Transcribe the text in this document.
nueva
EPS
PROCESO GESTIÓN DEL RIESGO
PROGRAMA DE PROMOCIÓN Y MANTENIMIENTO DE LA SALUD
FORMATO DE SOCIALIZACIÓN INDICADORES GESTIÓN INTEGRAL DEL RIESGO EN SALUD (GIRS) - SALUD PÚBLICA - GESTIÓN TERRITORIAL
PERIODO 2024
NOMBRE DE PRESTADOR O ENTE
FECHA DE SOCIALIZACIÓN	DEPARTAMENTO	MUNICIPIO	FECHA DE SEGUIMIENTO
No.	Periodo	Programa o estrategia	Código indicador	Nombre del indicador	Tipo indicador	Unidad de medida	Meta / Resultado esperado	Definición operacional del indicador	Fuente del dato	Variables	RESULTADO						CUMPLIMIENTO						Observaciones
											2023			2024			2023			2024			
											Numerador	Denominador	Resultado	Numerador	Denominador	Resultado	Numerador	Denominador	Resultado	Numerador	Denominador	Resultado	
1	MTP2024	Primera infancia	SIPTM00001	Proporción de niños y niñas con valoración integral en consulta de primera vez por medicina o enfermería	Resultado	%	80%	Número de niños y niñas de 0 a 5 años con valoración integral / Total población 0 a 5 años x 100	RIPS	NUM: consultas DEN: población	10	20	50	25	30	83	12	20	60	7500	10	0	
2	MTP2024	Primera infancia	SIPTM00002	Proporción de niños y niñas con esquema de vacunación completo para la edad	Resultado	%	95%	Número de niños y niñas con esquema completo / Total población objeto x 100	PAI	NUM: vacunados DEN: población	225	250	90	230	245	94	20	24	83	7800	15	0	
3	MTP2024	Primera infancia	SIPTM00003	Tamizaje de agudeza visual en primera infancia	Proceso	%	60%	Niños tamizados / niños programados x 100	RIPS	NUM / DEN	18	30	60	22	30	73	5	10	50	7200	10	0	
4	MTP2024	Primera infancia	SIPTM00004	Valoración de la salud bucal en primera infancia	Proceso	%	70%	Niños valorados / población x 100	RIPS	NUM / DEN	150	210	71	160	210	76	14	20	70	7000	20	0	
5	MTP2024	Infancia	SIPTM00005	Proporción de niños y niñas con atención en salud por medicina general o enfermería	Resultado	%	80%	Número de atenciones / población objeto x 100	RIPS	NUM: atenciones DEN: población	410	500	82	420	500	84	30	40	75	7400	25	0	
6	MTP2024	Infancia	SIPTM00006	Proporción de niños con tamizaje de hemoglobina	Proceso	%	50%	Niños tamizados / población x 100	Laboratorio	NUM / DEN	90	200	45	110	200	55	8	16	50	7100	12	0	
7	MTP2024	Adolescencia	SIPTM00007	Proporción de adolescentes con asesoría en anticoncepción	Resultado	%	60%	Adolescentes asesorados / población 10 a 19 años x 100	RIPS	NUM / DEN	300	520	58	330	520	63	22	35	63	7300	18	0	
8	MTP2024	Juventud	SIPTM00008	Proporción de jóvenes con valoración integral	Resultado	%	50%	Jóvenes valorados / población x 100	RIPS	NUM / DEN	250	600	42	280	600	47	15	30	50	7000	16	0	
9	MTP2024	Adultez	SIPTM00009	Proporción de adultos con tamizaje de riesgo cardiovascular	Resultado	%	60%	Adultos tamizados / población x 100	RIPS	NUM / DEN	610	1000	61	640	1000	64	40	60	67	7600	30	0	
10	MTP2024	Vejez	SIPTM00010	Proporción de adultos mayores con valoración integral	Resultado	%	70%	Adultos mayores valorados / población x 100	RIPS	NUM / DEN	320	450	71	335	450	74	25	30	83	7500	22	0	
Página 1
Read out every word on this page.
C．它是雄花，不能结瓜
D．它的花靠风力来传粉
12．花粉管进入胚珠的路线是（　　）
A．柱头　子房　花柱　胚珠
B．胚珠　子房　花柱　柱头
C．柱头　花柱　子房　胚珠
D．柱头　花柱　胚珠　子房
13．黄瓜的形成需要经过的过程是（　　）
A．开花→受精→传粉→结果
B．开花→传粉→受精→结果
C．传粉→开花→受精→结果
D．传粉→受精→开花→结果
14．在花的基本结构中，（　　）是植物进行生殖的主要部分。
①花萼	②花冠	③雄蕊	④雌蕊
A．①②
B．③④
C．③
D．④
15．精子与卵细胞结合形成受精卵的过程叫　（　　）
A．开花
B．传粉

# WHAT THE TASK REQUIRES
In the listing, find each line with the string "SOCIALIZACIÓN" and copy it.

# WRITTEN RESPONSE
FORMATO DE SOCIALIZACIÓN INDICADORES GESTIÓN INTEGRAL DEL RIESGO EN SALUD (GIRS) - SALUD PÚBLICA - GESTIÓN TERRITORIAL
FECHA DE SOCIALIZACIÓN	DEPARTAMENTO	MUNICIPIO	FECHA DE SEGUIMIENTO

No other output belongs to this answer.